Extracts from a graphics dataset
..........

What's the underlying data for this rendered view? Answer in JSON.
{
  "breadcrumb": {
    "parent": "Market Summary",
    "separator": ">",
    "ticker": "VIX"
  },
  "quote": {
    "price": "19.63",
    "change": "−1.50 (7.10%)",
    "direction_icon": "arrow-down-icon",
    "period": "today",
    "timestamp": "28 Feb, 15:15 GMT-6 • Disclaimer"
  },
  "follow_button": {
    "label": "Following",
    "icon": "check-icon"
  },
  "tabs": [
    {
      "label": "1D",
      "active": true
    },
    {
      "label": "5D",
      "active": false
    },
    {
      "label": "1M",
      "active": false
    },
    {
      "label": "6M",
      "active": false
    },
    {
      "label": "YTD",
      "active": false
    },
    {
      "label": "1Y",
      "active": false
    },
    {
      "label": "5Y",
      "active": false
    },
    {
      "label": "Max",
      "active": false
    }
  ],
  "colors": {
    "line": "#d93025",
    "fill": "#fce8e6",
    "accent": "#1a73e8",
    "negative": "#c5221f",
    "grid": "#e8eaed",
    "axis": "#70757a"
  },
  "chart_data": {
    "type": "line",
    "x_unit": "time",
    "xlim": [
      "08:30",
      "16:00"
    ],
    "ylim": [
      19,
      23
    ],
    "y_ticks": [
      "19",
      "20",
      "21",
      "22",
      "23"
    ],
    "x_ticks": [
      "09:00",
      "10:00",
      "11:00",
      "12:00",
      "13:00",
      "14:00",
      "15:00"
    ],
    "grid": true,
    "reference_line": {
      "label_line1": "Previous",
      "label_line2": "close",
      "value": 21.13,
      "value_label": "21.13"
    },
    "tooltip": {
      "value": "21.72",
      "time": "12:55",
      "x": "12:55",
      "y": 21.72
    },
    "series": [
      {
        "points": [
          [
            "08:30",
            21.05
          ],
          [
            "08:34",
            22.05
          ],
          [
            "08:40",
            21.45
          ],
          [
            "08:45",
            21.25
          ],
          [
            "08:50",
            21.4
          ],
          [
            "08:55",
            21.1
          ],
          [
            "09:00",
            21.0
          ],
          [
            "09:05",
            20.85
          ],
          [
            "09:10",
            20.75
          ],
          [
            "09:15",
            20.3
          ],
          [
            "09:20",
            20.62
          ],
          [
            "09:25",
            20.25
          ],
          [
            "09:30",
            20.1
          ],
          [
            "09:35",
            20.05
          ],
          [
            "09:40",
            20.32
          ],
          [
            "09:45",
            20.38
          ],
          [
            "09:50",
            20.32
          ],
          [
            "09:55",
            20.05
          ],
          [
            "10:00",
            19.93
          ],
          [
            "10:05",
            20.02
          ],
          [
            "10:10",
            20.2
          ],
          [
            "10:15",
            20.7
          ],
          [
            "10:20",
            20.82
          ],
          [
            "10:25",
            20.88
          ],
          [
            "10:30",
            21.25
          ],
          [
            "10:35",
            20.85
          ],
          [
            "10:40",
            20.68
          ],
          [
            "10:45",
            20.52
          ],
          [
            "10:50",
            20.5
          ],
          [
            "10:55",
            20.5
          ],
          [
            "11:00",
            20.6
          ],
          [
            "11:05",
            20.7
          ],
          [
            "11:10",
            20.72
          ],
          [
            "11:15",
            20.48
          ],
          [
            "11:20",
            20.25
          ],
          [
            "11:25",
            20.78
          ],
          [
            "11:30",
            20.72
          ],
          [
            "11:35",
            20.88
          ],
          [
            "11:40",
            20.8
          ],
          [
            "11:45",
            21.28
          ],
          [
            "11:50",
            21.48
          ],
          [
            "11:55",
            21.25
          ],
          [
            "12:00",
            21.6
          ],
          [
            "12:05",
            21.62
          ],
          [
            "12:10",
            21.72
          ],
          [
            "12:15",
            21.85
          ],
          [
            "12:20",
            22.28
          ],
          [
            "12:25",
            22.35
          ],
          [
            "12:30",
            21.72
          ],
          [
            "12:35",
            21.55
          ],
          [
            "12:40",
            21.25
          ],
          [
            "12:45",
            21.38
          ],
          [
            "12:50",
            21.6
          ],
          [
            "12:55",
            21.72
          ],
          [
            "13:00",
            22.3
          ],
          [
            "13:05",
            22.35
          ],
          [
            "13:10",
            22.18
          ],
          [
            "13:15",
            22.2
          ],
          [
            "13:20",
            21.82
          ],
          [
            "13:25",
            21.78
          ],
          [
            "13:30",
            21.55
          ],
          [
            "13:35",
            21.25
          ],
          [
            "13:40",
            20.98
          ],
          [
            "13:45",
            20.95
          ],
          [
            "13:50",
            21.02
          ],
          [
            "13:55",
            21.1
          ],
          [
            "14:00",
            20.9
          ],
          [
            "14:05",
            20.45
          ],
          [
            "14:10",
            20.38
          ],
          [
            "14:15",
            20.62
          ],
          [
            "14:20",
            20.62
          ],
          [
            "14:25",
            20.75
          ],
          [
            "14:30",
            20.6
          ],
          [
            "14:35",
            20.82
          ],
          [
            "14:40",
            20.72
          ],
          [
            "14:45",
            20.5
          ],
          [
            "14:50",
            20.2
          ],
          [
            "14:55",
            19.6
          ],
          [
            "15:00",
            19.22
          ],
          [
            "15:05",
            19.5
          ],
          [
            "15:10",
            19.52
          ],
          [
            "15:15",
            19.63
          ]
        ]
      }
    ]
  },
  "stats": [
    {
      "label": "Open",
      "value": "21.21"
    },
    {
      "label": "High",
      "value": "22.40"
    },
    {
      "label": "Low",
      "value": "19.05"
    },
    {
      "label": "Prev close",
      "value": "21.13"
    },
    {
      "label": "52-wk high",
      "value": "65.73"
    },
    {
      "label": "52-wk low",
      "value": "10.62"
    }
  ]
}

..........

Required task: Repeat the data above exactly.

Worked solution:
What's the underlying data for this rendered view? Answer in JSON.
{
  "breadcrumb": {
    "parent": "Market Summary",
    "separator": ">",
    "ticker": "VIX"
  },
  "quote": {
    "price": "19.63",
    "change": "−1.50 (7.10%)",
    "direction_icon": "arrow-down-icon",
    "period": "today",
    "timestamp": "28 Feb, 15:15 GMT-6 • Disclaimer"
  },
  "follow_button": {
    "label": "Following",
    "icon": "check-icon"
  },
  "tabs": [
    {
      "label": "1D",
      "active": true
    },
    {
      "label": "5D",
      "active": false
    },
    {
      "label": "1M",
      "active": false
    },
    {
      "label": "6M",
      "active": false
    },
    {
      "label": "YTD",
      "active": false
    },
    {
      "label": "1Y",
      "active": false
    },
    {
      "label": "5Y",
      "active": false
    },
    {
      "label": "Max",
      "active": false
    }
  ],
  "colors": {
    "line": "#d93025",
    "fill": "#fce8e6",
    "accent": "#1a73e8",
    "negative": "#c5221f",
    "grid": "#e8eaed",
    "axis": "#70757a"
  },
  "chart_data": {
    "type": "line",
    "x_unit": "time",
    "xlim": [
      "08:30",
      "16:00"
    ],
    "ylim": [
      19,
      23
    ],
    "y_ticks": [
      "19",
      "20",
      "21",
      "22",
      "23"
    ],
    "x_ticks": [
      "09:00",
      "10:00",
      "11:00",
      "12:00",
      "13:00",
      "14:00",
      "15:00"
    ],
    "grid": true,
    "reference_line": {
      "label_line1": "Previous",
      "label_line2": "close",
      "value": 21.13,
      "value_label": "21.13"
    },
    "tooltip": {
      "value": "21.72",
      "time": "12:55",
      "x": "12:55",
      "y": 21.72
    },
    "series": [
      {
        "points": [
          [
            "08:30",
            21.05
          ],
          [
            "08:34",
            22.05
          ],
          [
            "08:40",
            21.45
          ],
          [
            "08:45",
            21.25
          ],
          [
            "08:50",
            21.4
          ],
          [
            "08:55",
            21.1
          ],
          [
            "09:00",
            21.0
          ],
          [
            "09:05",
            20.85
          ],
          [
            "09:10",
            20.75
          ],
          [
            "09:15",
            20.3
          ],
          [
            "09:20",
            20.62
          ],
          [
            "09:25",
            20.25
          ],
          [
            "09:30",
            20.1
          ],
          [
            "09:35",
            20.05
          ],
          [
            "09:40",
            20.32
          ],
          [
            "09:45",
            20.38
          ],
          [
            "09:50",
            20.32
          ],
          [
            "09:55",
            20.05
          ],
          [
            "10:00",
            19.93
          ],
          [
            "10:05",
            20.02
          ],
          [
            "10:10",
            20.2
          ],
          [
            "10:15",
            20.7
          ],
          [
            "10:20",
            20.82
          ],
          [
            "10:25",
            20.88
          ],
          [
            "10:30",
            21.25
          ],
          [
            "10:35",
            20.85
          ],
          [
            "10:40",
            20.68
          ],
          [
            "10:45",
            20.52
          ],
          [
            "10:50",
            20.5
          ],
          [
            "10:55",
            20.5
          ],
          [
            "11:00",
            20.6
          ],
          [
            "11:05",
            20.7
          ],
          [
            "11:10",
            20.72
          ],
          [
            "11:15",
            20.48
          ],
          [
            "11:20",
            20.25
          ],
          [
            "11:25",
            20.78
          ],
          [
            "11:30",
            20.72
          ],
          [
            "11:35",
            20.88
          ],
          [
            "11:40",
            20.8
          ],
          [
            "11:45",
            21.28
          ],
          [
            "11:50",
            21.48
          ],
          [
            "11:55",
            21.25
          ],
          [
            "12:00",
            21.6
          ],
          [
            "12:05",
            21.62
          ],
          [
            "12:10",
            21.72
          ],
          [
            "12:15",
            21.85
          ],
          [
            "12:20",
            22.28
          ],
          [
            "12:25",
            22.35
          ],
          [
            "12:30",
            21.72
          ],
          [
            "12:35",
            21.55
          ],
          [
            "12:40",
            21.25
          ],
          [
            "12:45",
            21.38
          ],
          [
            "12:50",
            21.6
          ],
          [
            "12:55",
            21.72
          ],
          [
            "13:00",
            22.3
          ],
          [
            "13:05",
            22.35
          ],
          [
            "13:10",
            22.18
          ],
          [
            "13:15",
            22.2
          ],
          [
            "13:20",
            21.82
          ],
          [
            "13:25",
            21.78
          ],
          [
            "13:30",
            21.55
          ],
          [
            "13:35",
            21.25
          ],
          [
            "13:40",
            20.98
          ],
          [
            "13:45",
            20.95
          ],
          [
            "13:50",
            21.02
          ],
          [
            "13:55",
            21.1
          ],
          [
            "14:00",
            20.9
          ],
          [
            "14:05",
            20.45
          ],
          [
            "14:10",
            20.38
          ],
          [
            "14:15",
            20.62
          ],
          [
            "14:20",
            20.62
          ],
          [
            "14:25",
            20.75
          ],
          [
            "14:30",
            20.6
          ],
          [
            "14:35",
            20.82
          ],
          [
            "14:40",
            20.72
          ],
          [
            "14:45",
            20.5
          ],
          [
            "14:50",
            20.2
          ],
          [
            "14:55",
            19.6
          ],
          [
            "15:00",
            19.22
          ],
          [
            "15:05",
            19.5
          ],
          [
            "15:10",
            19.52
          ],
          [
            "15:15",
            19.63
          ]
        ]
      }
    ]
  },
  "stats": [
    {
      "label": "Open",
      "value": "21.21"
    },
    {
      "label": "High",
      "value": "22.40"
    },
    {
      "label": "Low",
      "value": "19.05"
    },
    {
      "label": "Prev close",
      "value": "21.13"
    },
    {
      "label": "52-wk high",
      "value": "65.73"
    },
    {
      "label": "52-wk low",
      "value": "10.62"
    }
  ]
}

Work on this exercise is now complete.